-- EXERCISE REQUIREMENTS --
Scan the material that follows. Copy every line containing the word "name".

>> START

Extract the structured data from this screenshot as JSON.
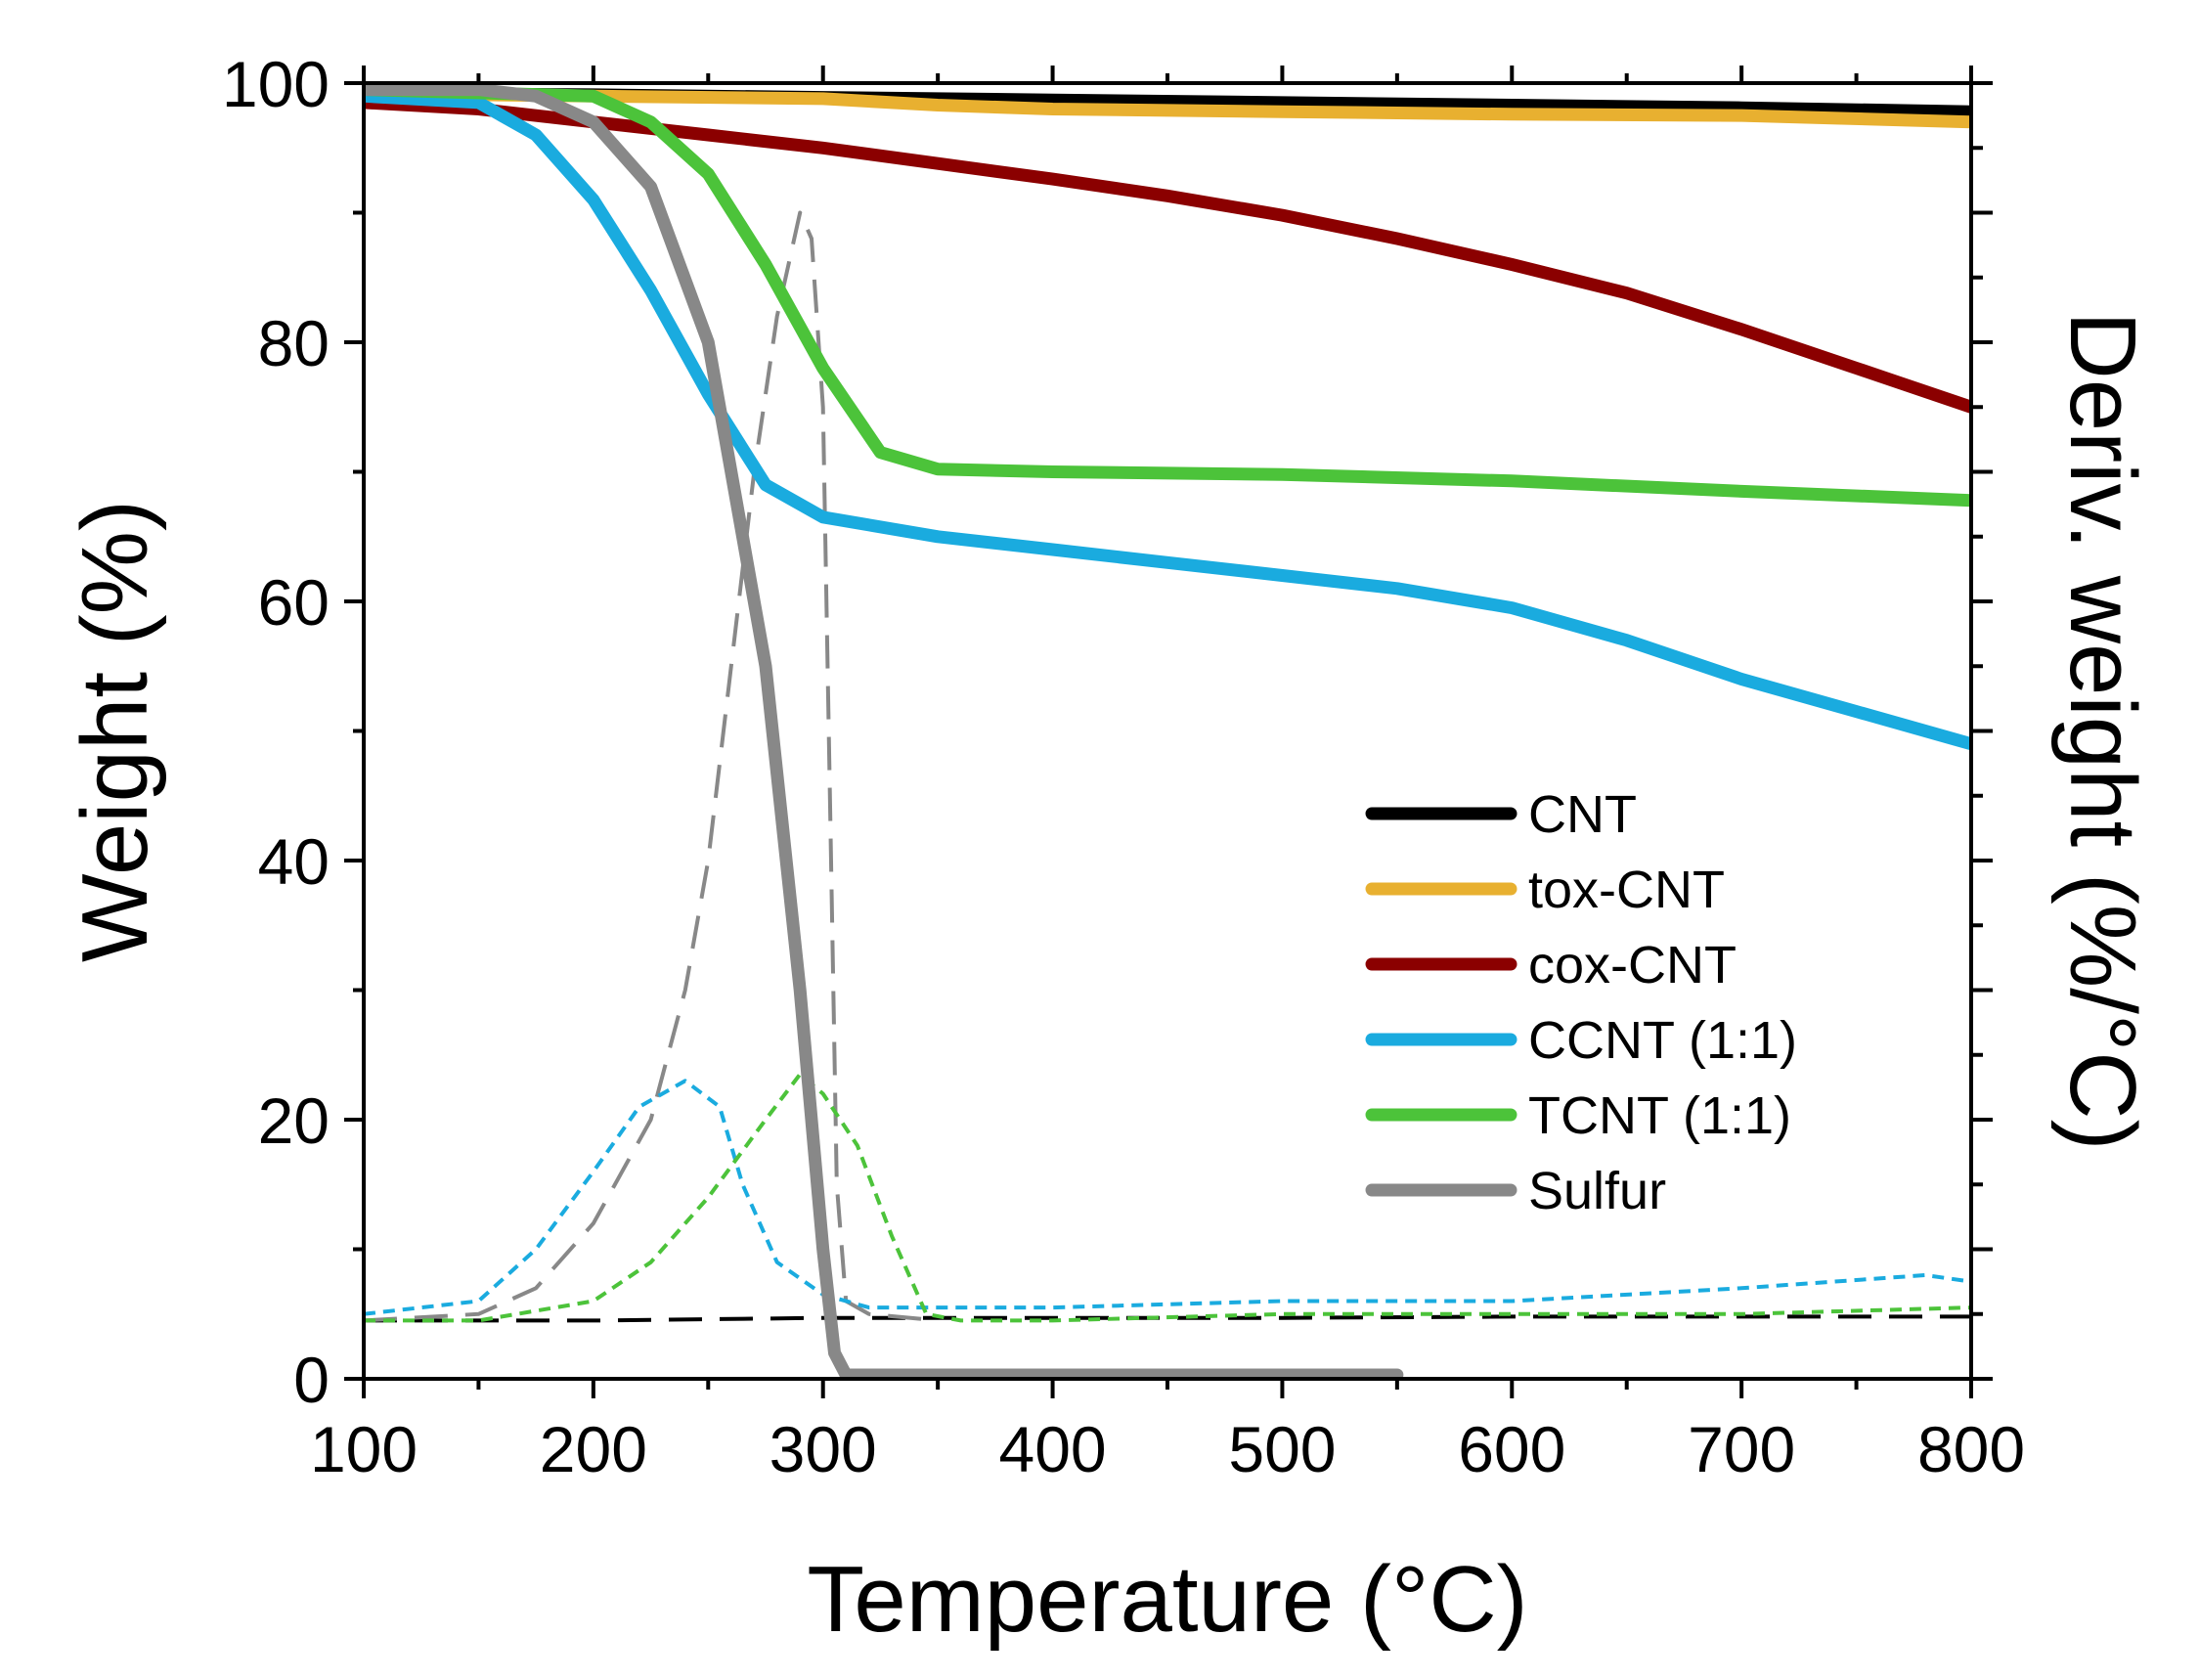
{
  "chart_data": {
    "type": "line",
    "xlabel": "Temperature (°C)",
    "ylabel": "Weight (%)",
    "y2label": "Deriv. weight (%/°C)",
    "xlim": [
      100,
      800
    ],
    "ylim": [
      0,
      100
    ],
    "y2lim": [
      0,
      10
    ],
    "xticks": [
      100,
      200,
      300,
      400,
      500,
      600,
      700,
      800
    ],
    "yticks": [
      0,
      20,
      40,
      60,
      80,
      100
    ],
    "legend_position": "center-right",
    "series": [
      {
        "name": "CNT",
        "color": "#000000",
        "style": "solid",
        "x": [
          100,
          200,
          300,
          400,
          500,
          600,
          700,
          800
        ],
        "y": [
          99.2,
          99.1,
          98.9,
          98.7,
          98.5,
          98.3,
          98.1,
          97.8
        ]
      },
      {
        "name": "tox-CNT",
        "color": "#E8B030",
        "style": "solid",
        "x": [
          100,
          200,
          300,
          350,
          400,
          500,
          600,
          700,
          800
        ],
        "y": [
          99.2,
          99.0,
          98.8,
          98.3,
          98.0,
          97.8,
          97.6,
          97.5,
          97.0
        ]
      },
      {
        "name": "cox-CNT",
        "color": "#8B0000",
        "style": "solid",
        "x": [
          100,
          150,
          200,
          250,
          300,
          350,
          400,
          450,
          500,
          550,
          600,
          650,
          700,
          750,
          800
        ],
        "y": [
          98.5,
          98.0,
          97.0,
          96.0,
          95.0,
          93.8,
          92.6,
          91.3,
          89.8,
          88.0,
          86.0,
          83.8,
          81.0,
          78.0,
          75.0
        ]
      },
      {
        "name": "CCNT (1:1)",
        "color": "#1AABDF",
        "style": "solid",
        "x": [
          100,
          150,
          175,
          200,
          225,
          250,
          275,
          300,
          350,
          400,
          450,
          500,
          550,
          600,
          650,
          700,
          750,
          800
        ],
        "y": [
          99.0,
          98.5,
          96.0,
          91.0,
          84.0,
          76.0,
          69.0,
          66.5,
          65.0,
          64.0,
          63.0,
          62.0,
          61.0,
          59.5,
          57.0,
          54.0,
          51.5,
          49.0
        ]
      },
      {
        "name": "TCNT (1:1)",
        "color": "#4CC33A",
        "style": "solid",
        "x": [
          100,
          200,
          225,
          250,
          275,
          300,
          325,
          350,
          400,
          500,
          600,
          700,
          800
        ],
        "y": [
          99.5,
          99.0,
          97.0,
          93.0,
          86.0,
          78.0,
          71.5,
          70.2,
          70.0,
          69.8,
          69.3,
          68.5,
          67.8
        ]
      },
      {
        "name": "Sulfur",
        "color": "#888888",
        "style": "solid",
        "x": [
          100,
          150,
          175,
          200,
          225,
          250,
          275,
          290,
          300,
          305,
          310,
          350,
          400,
          500,
          550
        ],
        "y": [
          99.5,
          99.5,
          99.0,
          97.0,
          92.0,
          80.0,
          55.0,
          30.0,
          10.0,
          2.0,
          0.3,
          0.3,
          0.3,
          0.3,
          0.3
        ]
      }
    ],
    "derivative_series": [
      {
        "name": "CNT deriv.",
        "color": "#000000",
        "style": "dashed",
        "x": [
          100,
          200,
          300,
          400,
          500,
          600,
          700,
          800
        ],
        "y": [
          0.45,
          0.45,
          0.47,
          0.47,
          0.47,
          0.48,
          0.48,
          0.48
        ]
      },
      {
        "name": "Sulfur deriv.",
        "color": "#888888",
        "style": "dashed",
        "x": [
          100,
          150,
          175,
          200,
          225,
          240,
          250,
          260,
          270,
          280,
          290,
          295,
          300,
          303,
          306,
          310,
          320,
          350
        ],
        "y": [
          0.45,
          0.5,
          0.7,
          1.2,
          2.0,
          3.0,
          4.0,
          5.5,
          7.0,
          8.2,
          9.0,
          8.8,
          7.5,
          4.5,
          1.5,
          0.6,
          0.5,
          0.45
        ]
      },
      {
        "name": "CCNT (1:1) deriv.",
        "color": "#1AABDF",
        "style": "short-dash",
        "x": [
          100,
          150,
          175,
          200,
          220,
          240,
          255,
          265,
          280,
          300,
          320,
          350,
          400,
          500,
          600,
          700,
          780,
          800
        ],
        "y": [
          0.5,
          0.6,
          1.0,
          1.6,
          2.1,
          2.3,
          2.1,
          1.5,
          0.9,
          0.65,
          0.55,
          0.55,
          0.55,
          0.6,
          0.6,
          0.7,
          0.8,
          0.75
        ]
      },
      {
        "name": "TCNT (1:1) deriv.",
        "color": "#4CC33A",
        "style": "short-dash",
        "x": [
          100,
          150,
          200,
          225,
          250,
          275,
          290,
          300,
          315,
          330,
          345,
          360,
          400,
          500,
          600,
          700,
          800
        ],
        "y": [
          0.45,
          0.45,
          0.6,
          0.9,
          1.4,
          2.0,
          2.35,
          2.2,
          1.8,
          1.1,
          0.5,
          0.45,
          0.45,
          0.5,
          0.5,
          0.5,
          0.55
        ]
      }
    ]
  }
}
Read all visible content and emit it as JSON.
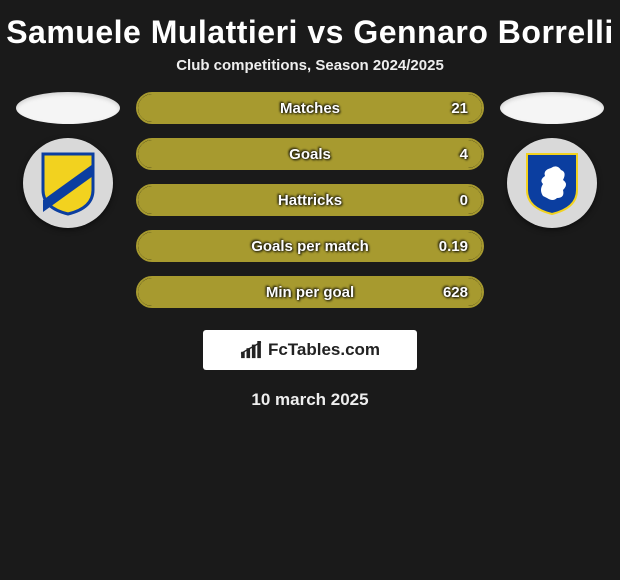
{
  "title": "Samuele Mulattieri vs Gennaro Borrelli",
  "subtitle": "Club competitions, Season 2024/2025",
  "accent_color": "#a79a2f",
  "bar_bg": "#0f0f0f",
  "stats": [
    {
      "label": "Matches",
      "value": "21",
      "fill_pct": 100
    },
    {
      "label": "Goals",
      "value": "4",
      "fill_pct": 100
    },
    {
      "label": "Hattricks",
      "value": "0",
      "fill_pct": 100
    },
    {
      "label": "Goals per match",
      "value": "0.19",
      "fill_pct": 100
    },
    {
      "label": "Min per goal",
      "value": "628",
      "fill_pct": 100
    }
  ],
  "left_club": {
    "name": "frosinone-badge",
    "shield_fill": "#f2d21f",
    "shield_stroke": "#0b3ea0",
    "stripe": "#0b3ea0"
  },
  "right_club": {
    "name": "brescia-badge",
    "shield_fill": "#0b3ea0",
    "shield_stroke": "#f2d21f",
    "lion": "#ffffff"
  },
  "brand": "FcTables.com",
  "date": "10 march 2025"
}
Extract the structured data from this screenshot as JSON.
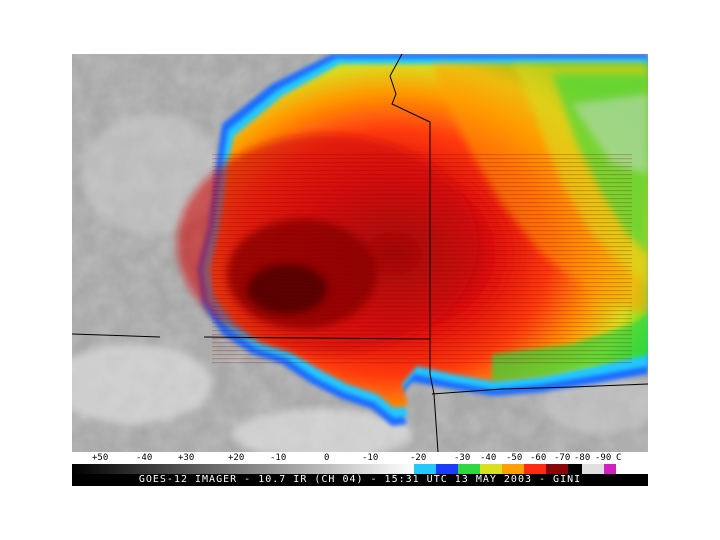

>> END

-- RESULT OF THE EXERCISE --
        "name": "CNT",
        "name": "tox-CNT",
        "name": "cox-CNT",
        "name": "CCNT (1:1)",
        "name": "TCNT (1:1)",
        "name": "Sulfur",
        "name": "CNT deriv.",
        "name": "Sulfur deriv.",
        "name": "CCNT (1:1) deriv.",
        "name": "TCNT (1:1) deriv.",
    "name": "frosinone-badge",
    "name": "brescia-badge",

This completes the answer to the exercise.